- [WORK REQUIRED]:
Reproduce the entries word for word, and omit any picture you find in them.

==========

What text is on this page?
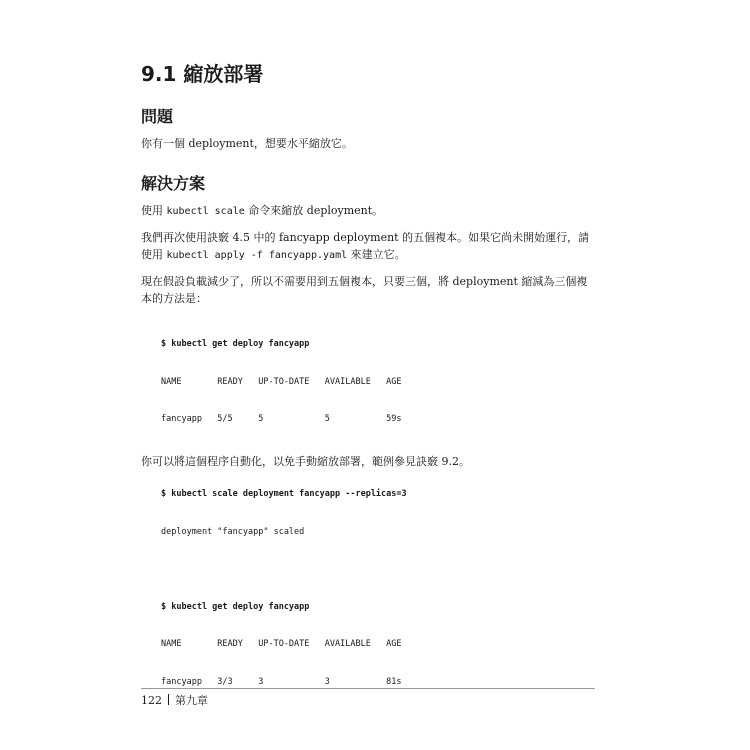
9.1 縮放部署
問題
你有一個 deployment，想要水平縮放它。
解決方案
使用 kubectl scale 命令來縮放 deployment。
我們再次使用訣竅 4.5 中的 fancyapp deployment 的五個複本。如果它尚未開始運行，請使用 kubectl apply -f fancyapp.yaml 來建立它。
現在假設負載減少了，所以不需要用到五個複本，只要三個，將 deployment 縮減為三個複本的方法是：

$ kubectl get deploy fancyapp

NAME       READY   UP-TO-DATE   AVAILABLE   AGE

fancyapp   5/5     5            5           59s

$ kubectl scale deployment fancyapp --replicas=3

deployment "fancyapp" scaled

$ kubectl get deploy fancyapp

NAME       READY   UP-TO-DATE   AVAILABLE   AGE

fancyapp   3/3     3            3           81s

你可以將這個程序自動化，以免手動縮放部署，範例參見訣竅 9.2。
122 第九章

==========

- [COMPLETED EXERCISE]:
What text is on this page?
9.1 縮放部署
問題
你有一個 deployment，想要水平縮放它。
解決方案
使用 kubectl scale 命令來縮放 deployment。
我們再次使用訣竅 4.5 中的 fancyapp deployment 的五個複本。如果它尚未開始運行，請使用 kubectl apply -f fancyapp.yaml 來建立它。
現在假設負載減少了，所以不需要用到五個複本，只要三個，將 deployment 縮減為三個複本的方法是：

$ kubectl get deploy fancyapp

NAME       READY   UP-TO-DATE   AVAILABLE   AGE

fancyapp   5/5     5            5           59s

$ kubectl scale deployment fancyapp --replicas=3

deployment "fancyapp" scaled

$ kubectl get deploy fancyapp

NAME       READY   UP-TO-DATE   AVAILABLE   AGE

fancyapp   3/3     3            3           81s

你可以將這個程序自動化，以免手動縮放部署，範例參見訣竅 9.2。
122 第九章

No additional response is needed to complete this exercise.